* WRITTEN REQUEST
Give the records back in full, exactly as they read.

* RECORDS FOR THE EXERCISE
____
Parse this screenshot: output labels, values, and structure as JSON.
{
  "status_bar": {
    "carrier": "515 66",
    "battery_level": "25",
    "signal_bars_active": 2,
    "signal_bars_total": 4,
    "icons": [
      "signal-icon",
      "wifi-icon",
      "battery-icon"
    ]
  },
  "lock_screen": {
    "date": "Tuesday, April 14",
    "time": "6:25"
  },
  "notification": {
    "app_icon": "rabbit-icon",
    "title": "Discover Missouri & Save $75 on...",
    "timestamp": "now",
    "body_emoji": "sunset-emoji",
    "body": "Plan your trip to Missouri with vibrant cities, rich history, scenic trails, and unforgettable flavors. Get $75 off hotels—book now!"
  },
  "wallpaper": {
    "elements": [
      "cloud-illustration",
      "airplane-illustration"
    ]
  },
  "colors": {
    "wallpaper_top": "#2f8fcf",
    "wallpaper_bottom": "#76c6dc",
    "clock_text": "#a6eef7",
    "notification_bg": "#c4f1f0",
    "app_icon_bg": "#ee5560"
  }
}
____
* CORRECT OUTPUT
Parse this screenshot: output labels, values, and structure as JSON.
{
  "status_bar": {
    "carrier": "515 66",
    "battery_level": "25",
    "signal_bars_active": 2,
    "signal_bars_total": 4,
    "icons": [
      "signal-icon",
      "wifi-icon",
      "battery-icon"
    ]
  },
  "lock_screen": {
    "date": "Tuesday, April 14",
    "time": "6:25"
  },
  "notification": {
    "app_icon": "rabbit-icon",
    "title": "Discover Missouri & Save $75 on...",
    "timestamp": "now",
    "body_emoji": "sunset-emoji",
    "body": "Plan your trip to Missouri with vibrant cities, rich history, scenic trails, and unforgettable flavors. Get $75 off hotels—book now!"
  },
  "wallpaper": {
    "elements": [
      "cloud-illustration",
      "airplane-illustration"
    ]
  },
  "colors": {
    "wallpaper_top": "#2f8fcf",
    "wallpaper_bottom": "#76c6dc",
    "clock_text": "#a6eef7",
    "notification_bg": "#c4f1f0",
    "app_icon_bg": "#ee5560"
  }
}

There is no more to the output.